SET PROBLEM – Copy out every line of the data exactly.

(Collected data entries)
================================

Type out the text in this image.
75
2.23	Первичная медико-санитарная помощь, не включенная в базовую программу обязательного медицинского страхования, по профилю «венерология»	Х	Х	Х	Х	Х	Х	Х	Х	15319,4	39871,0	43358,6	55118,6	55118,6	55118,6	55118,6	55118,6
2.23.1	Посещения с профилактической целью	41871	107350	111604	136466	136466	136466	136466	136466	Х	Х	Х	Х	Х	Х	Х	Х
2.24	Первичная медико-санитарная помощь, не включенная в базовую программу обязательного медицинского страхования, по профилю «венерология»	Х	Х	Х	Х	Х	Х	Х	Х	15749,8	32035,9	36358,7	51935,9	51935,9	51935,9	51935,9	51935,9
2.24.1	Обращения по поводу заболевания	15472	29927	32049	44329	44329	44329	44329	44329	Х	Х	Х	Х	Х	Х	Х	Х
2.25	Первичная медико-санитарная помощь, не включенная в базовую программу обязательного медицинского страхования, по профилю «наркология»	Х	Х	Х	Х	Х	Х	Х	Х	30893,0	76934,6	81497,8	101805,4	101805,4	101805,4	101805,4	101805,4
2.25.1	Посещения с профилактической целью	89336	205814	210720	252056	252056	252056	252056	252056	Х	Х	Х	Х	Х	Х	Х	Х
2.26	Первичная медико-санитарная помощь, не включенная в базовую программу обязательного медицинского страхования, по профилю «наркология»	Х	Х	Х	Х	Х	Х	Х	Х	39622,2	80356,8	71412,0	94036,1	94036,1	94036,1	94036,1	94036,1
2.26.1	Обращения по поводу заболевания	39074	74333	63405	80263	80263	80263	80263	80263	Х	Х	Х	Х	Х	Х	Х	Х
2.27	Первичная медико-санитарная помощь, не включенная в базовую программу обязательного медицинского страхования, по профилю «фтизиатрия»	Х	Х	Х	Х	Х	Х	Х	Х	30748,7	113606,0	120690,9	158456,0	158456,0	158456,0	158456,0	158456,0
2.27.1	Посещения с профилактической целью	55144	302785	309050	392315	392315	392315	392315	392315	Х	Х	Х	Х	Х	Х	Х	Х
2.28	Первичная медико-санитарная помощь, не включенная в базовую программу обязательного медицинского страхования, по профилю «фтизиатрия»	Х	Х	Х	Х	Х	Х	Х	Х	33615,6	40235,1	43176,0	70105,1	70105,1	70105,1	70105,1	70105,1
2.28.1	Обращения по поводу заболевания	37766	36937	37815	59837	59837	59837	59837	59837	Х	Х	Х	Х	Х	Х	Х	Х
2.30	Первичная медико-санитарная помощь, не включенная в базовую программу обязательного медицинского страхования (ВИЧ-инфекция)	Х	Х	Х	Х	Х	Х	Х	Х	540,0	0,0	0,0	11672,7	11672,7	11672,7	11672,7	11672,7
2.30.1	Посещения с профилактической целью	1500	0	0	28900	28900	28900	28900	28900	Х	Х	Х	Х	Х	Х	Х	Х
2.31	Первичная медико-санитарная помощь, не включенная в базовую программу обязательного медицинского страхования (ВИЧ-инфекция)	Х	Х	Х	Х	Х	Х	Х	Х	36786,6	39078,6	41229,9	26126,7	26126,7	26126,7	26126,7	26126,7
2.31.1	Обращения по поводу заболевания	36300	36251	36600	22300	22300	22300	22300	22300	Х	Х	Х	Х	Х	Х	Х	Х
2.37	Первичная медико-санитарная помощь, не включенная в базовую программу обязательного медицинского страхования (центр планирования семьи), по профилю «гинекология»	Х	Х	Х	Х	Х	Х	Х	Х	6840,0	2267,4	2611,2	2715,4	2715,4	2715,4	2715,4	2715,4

================================

TASK OUTPUT –
Type out the text in this image.
75
2.23	Первичная медико-санитарная помощь, не включенная в базовую программу обязательного медицинского страхования, по профилю «венерология»	Х	Х	Х	Х	Х	Х	Х	Х	15319,4	39871,0	43358,6	55118,6	55118,6	55118,6	55118,6	55118,6
2.23.1	Посещения с профилактической целью	41871	107350	111604	136466	136466	136466	136466	136466	Х	Х	Х	Х	Х	Х	Х	Х
2.24	Первичная медико-санитарная помощь, не включенная в базовую программу обязательного медицинского страхования, по профилю «венерология»	Х	Х	Х	Х	Х	Х	Х	Х	15749,8	32035,9	36358,7	51935,9	51935,9	51935,9	51935,9	51935,9
2.24.1	Обращения по поводу заболевания	15472	29927	32049	44329	44329	44329	44329	44329	Х	Х	Х	Х	Х	Х	Х	Х
2.25	Первичная медико-санитарная помощь, не включенная в базовую программу обязательного медицинского страхования, по профилю «наркология»	Х	Х	Х	Х	Х	Х	Х	Х	30893,0	76934,6	81497,8	101805,4	101805,4	101805,4	101805,4	101805,4
2.25.1	Посещения с профилактической целью	89336	205814	210720	252056	252056	252056	252056	252056	Х	Х	Х	Х	Х	Х	Х	Х
2.26	Первичная медико-санитарная помощь, не включенная в базовую программу обязательного медицинского страхования, по профилю «наркология»	Х	Х	Х	Х	Х	Х	Х	Х	39622,2	80356,8	71412,0	94036,1	94036,1	94036,1	94036,1	94036,1
2.26.1	Обращения по поводу заболевания	39074	74333	63405	80263	80263	80263	80263	80263	Х	Х	Х	Х	Х	Х	Х	Х
2.27	Первичная медико-санитарная помощь, не включенная в базовую программу обязательного медицинского страхования, по профилю «фтизиатрия»	Х	Х	Х	Х	Х	Х	Х	Х	30748,7	113606,0	120690,9	158456,0	158456,0	158456,0	158456,0	158456,0
2.27.1	Посещения с профилактической целью	55144	302785	309050	392315	392315	392315	392315	392315	Х	Х	Х	Х	Х	Х	Х	Х
2.28	Первичная медико-санитарная помощь, не включенная в базовую программу обязательного медицинского страхования, по профилю «фтизиатрия»	Х	Х	Х	Х	Х	Х	Х	Х	33615,6	40235,1	43176,0	70105,1	70105,1	70105,1	70105,1	70105,1
2.28.1	Обращения по поводу заболевания	37766	36937	37815	59837	59837	59837	59837	59837	Х	Х	Х	Х	Х	Х	Х	Х
2.30	Первичная медико-санитарная помощь, не включенная в базовую программу обязательного медицинского страхования (ВИЧ-инфекция)	Х	Х	Х	Х	Х	Х	Х	Х	540,0	0,0	0,0	11672,7	11672,7	11672,7	11672,7	11672,7
2.30.1	Посещения с профилактической целью	1500	0	0	28900	28900	28900	28900	28900	Х	Х	Х	Х	Х	Х	Х	Х
2.31	Первичная медико-санитарная помощь, не включенная в базовую программу обязательного медицинского страхования (ВИЧ-инфекция)	Х	Х	Х	Х	Х	Х	Х	Х	36786,6	39078,6	41229,9	26126,7	26126,7	26126,7	26126,7	26126,7
2.31.1	Обращения по поводу заболевания	36300	36251	36600	22300	22300	22300	22300	22300	Х	Х	Х	Х	Х	Х	Х	Х
2.37	Первичная медико-санитарная помощь, не включенная в базовую программу обязательного медицинского страхования (центр планирования семьи), по профилю «гинекология»	Х	Х	Х	Х	Х	Х	Х	Х	6840,0	2267,4	2611,2	2715,4	2715,4	2715,4	2715,4	2715,4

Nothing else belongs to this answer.